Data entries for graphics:
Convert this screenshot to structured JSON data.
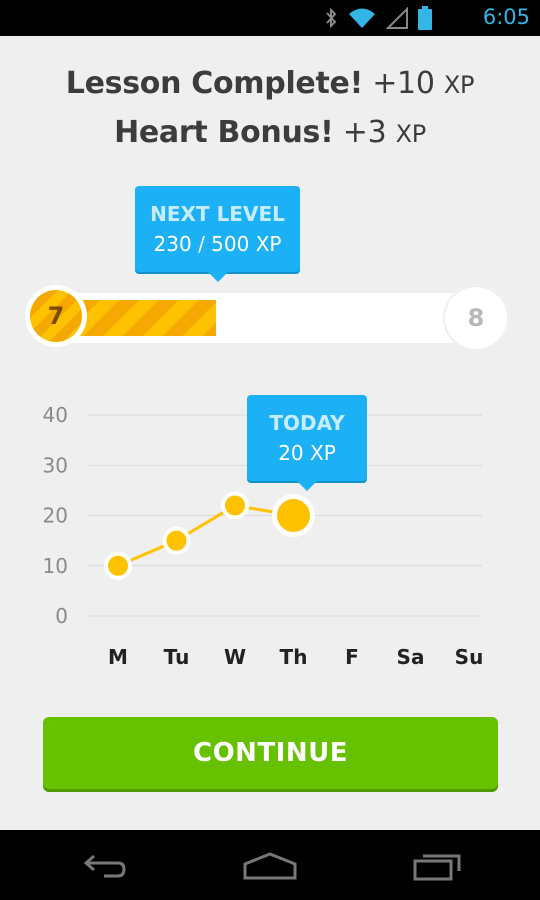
{
  "status_bar": {
    "time": "6:05",
    "icons": [
      "bluetooth-icon",
      "wifi-icon",
      "signal-icon",
      "battery-icon"
    ],
    "accent": "#33b5e5"
  },
  "header": {
    "line1": {
      "title": "Lesson Complete!",
      "amount": "+10",
      "unit": "XP"
    },
    "line2": {
      "title": "Heart Bonus!",
      "amount": "+3",
      "unit": "XP"
    }
  },
  "level": {
    "tooltip_title": "NEXT LEVEL",
    "tooltip_value": "230 / 500 XP",
    "current": "7",
    "next": "8",
    "progress": 0.46
  },
  "chart_data": {
    "type": "line",
    "categories": [
      "M",
      "Tu",
      "W",
      "Th",
      "F",
      "Sa",
      "Su"
    ],
    "values": [
      10,
      15,
      22,
      20,
      null,
      null,
      null
    ],
    "yticks": [
      40,
      30,
      20,
      10,
      0
    ],
    "ylim": [
      0,
      40
    ],
    "grid": true,
    "highlight_index": 3,
    "callout_title": "TODAY",
    "callout_value": "20 XP",
    "colors": {
      "line": "#ffc200",
      "grid": "#d9d9d9",
      "callout": "#1cb0f6"
    }
  },
  "actions": {
    "continue_label": "CONTINUE"
  },
  "colors": {
    "primary": "#66c100",
    "accent": "#1cb0f6",
    "gold": "#ffc200"
  },
  "nav_bar": {
    "icons": [
      "back-icon",
      "home-icon",
      "recents-icon"
    ]
  }
}
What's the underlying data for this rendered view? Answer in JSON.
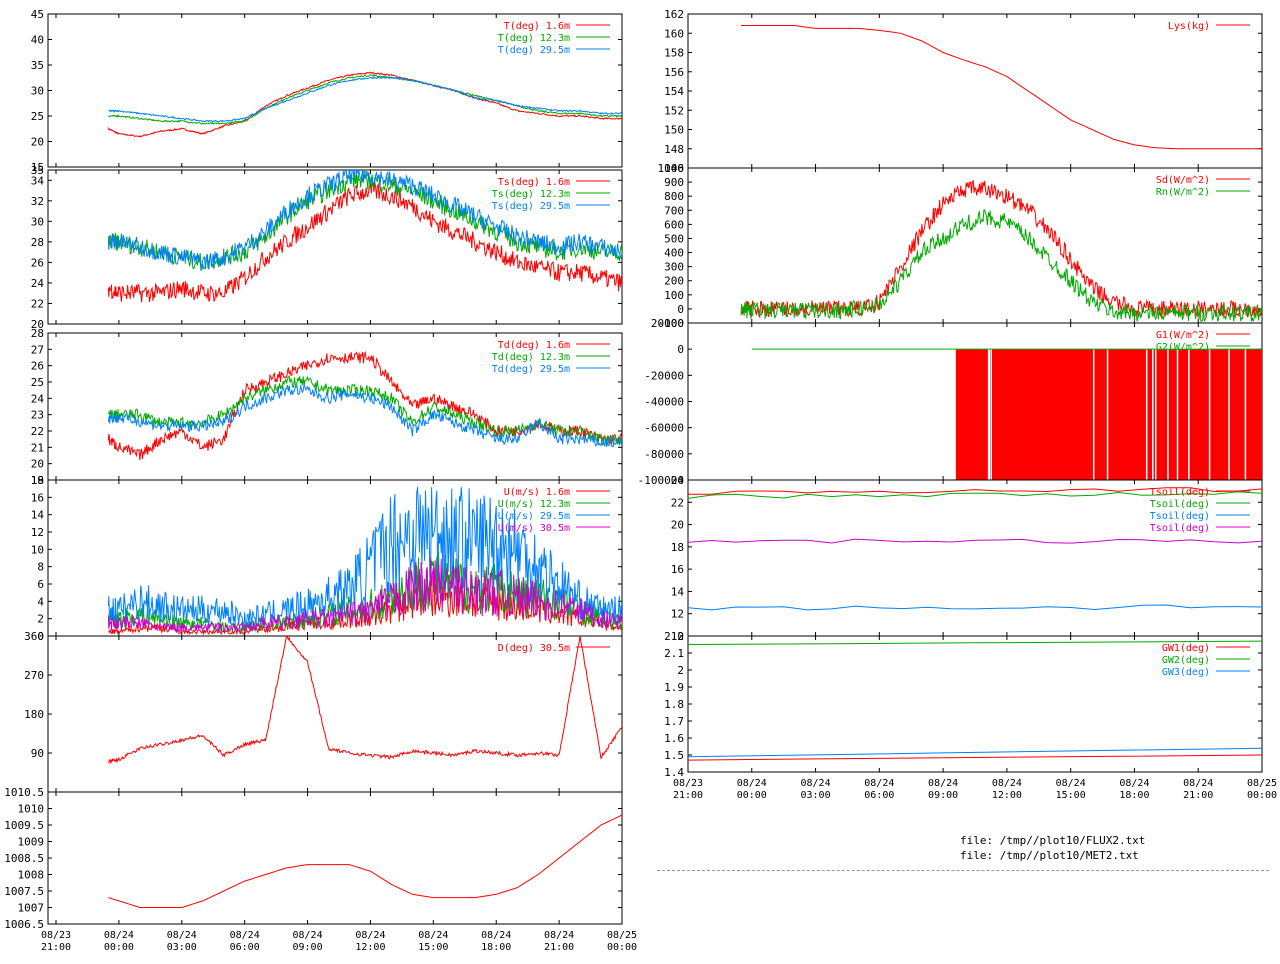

DO THIS:
Pictures are excluded; copy all other data exactly as shown.

WRITTEN ANSWER:
Convert this screenshot to structured JSON data.
{
  "status_bar": {
    "time": "6:05",
    "icons": [
      "bluetooth-icon",
      "wifi-icon",
      "signal-icon",
      "battery-icon"
    ],
    "accent": "#33b5e5"
  },
  "header": {
    "line1": {
      "title": "Lesson Complete!",
      "amount": "+10",
      "unit": "XP"
    },
    "line2": {
      "title": "Heart Bonus!",
      "amount": "+3",
      "unit": "XP"
    }
  },
  "level": {
    "tooltip_title": "NEXT LEVEL",
    "tooltip_value": "230 / 500 XP",
    "current": "7",
    "next": "8",
    "progress": 0.46
  },
  "chart_data": {
    "type": "line",
    "categories": [
      "M",
      "Tu",
      "W",
      "Th",
      "F",
      "Sa",
      "Su"
    ],
    "values": [
      10,
      15,
      22,
      20,
      null,
      null,
      null
    ],
    "yticks": [
      40,
      30,
      20,
      10,
      0
    ],
    "ylim": [
      0,
      40
    ],
    "grid": true,
    "highlight_index": 3,
    "callout_title": "TODAY",
    "callout_value": "20 XP",
    "colors": {
      "line": "#ffc200",
      "grid": "#d9d9d9",
      "callout": "#1cb0f6"
    }
  },
  "actions": {
    "continue_label": "CONTINUE"
  },
  "colors": {
    "primary": "#66c100",
    "accent": "#1cb0f6",
    "gold": "#ffc200"
  },
  "nav_bar": {
    "icons": [
      "back-icon",
      "home-icon",
      "recents-icon"
    ]
  }
}
What's the underlying data for this rendered view? Answer in JSON.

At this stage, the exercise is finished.